__Set problem__
From the records below, pull each line that has "noise".

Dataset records
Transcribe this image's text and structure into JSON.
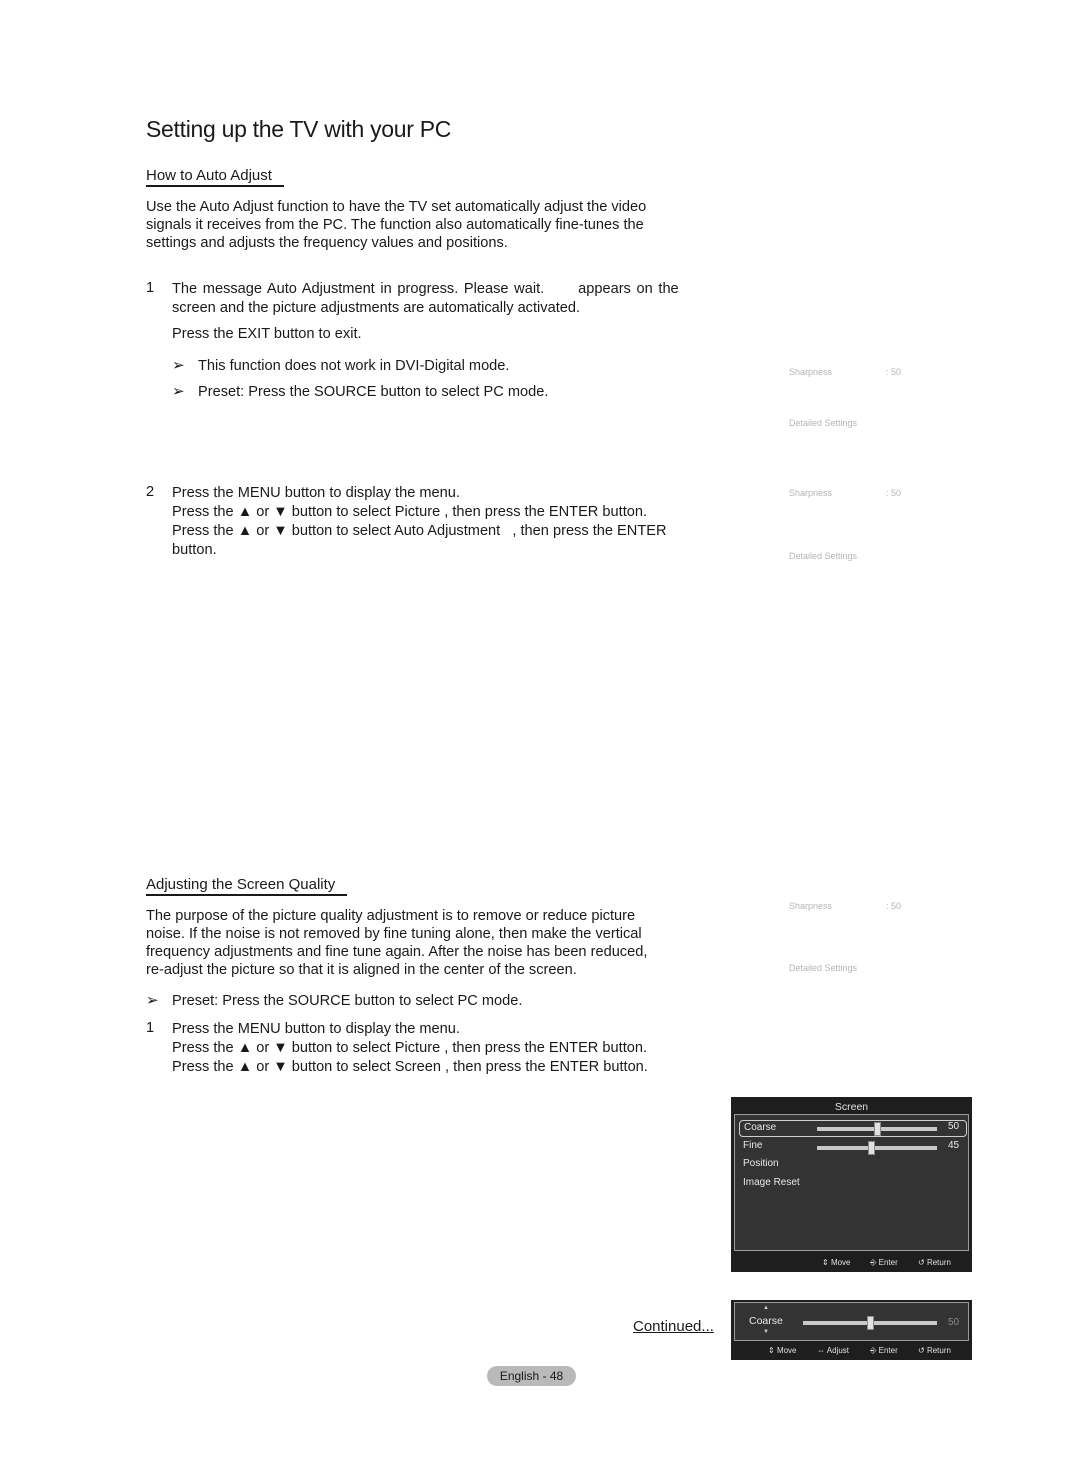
{
  "page": {
    "title": "Setting up the TV with your PC",
    "continued": "Continued...",
    "page_label": "English - 48"
  },
  "auto_adjust": {
    "heading": "How to Auto Adjust",
    "intro": [
      "Use the Auto Adjust function to have the TV set automatically adjust the video",
      "signals it receives from the PC. The function also automatically fine-tunes the",
      "settings and adjusts the frequency values and positions."
    ],
    "step1": {
      "num": "1",
      "line1": "The message Auto Adjustment in progress. Please wait.      appears on the",
      "line2": "screen and the picture adjustments are automatically activated.",
      "line3": "Press the EXIT button to exit.",
      "notes": [
        "This function does not work in DVI-Digital mode.",
        "Preset: Press the SOURCE button to select PC mode."
      ]
    },
    "step2": {
      "num": "2",
      "lines": [
        "Press the MENU button to display the menu.",
        "Press the ▲ or ▼ button to select Picture , then press the ENTER button.",
        "Press the ▲ or ▼ button to select Auto Adjustment   , then press the ENTER",
        "button."
      ]
    }
  },
  "screen_quality": {
    "heading": "Adjusting the Screen Quality",
    "intro": [
      "The purpose of the picture quality adjustment is to remove or reduce picture",
      "noise. If the noise is not removed by fine tuning alone, then make the vertical",
      "frequency adjustments and fine tune again. After the noise has been reduced,",
      "re-adjust the picture so that it is aligned in the center of the screen."
    ],
    "note": "Preset: Press the SOURCE button to select PC mode.",
    "step1": {
      "num": "1",
      "lines": [
        "Press the MENU button to display the menu.",
        "Press the ▲ or ▼ button to select Picture , then press the ENTER button.",
        "Press the ▲ or ▼ button to select Screen , then press the ENTER button."
      ]
    }
  },
  "ghost_menus": [
    {
      "sharpness_label": "Sharpness",
      "sharpness_value": ": 50",
      "detailed": "Detailed Settings"
    },
    {
      "sharpness_label": "Sharpness",
      "sharpness_value": ": 50",
      "detailed": "Detailed Settings"
    },
    {
      "sharpness_label": "Sharpness",
      "sharpness_value": ": 50",
      "detailed": "Detailed Settings"
    }
  ],
  "screen_menu": {
    "title": "Screen",
    "items": [
      {
        "label": "Coarse",
        "value": "50",
        "level": 50,
        "selected": true
      },
      {
        "label": "Fine",
        "value": "45",
        "level": 45,
        "selected": false
      },
      {
        "label": "Position"
      },
      {
        "label": "Image Reset"
      }
    ],
    "footer": {
      "move": "Move",
      "enter": "Enter",
      "return": "Return"
    }
  },
  "coarse_popup": {
    "label": "Coarse",
    "value": "50",
    "level": 50,
    "footer": {
      "move": "Move",
      "adjust": "Adjust",
      "enter": "Enter",
      "return": "Return"
    }
  }
}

__Correct output__
      "noise. If the noise is not removed by fine tuning alone, then make the vertical",
      "frequency adjustments and fine tune again. After the noise has been reduced,",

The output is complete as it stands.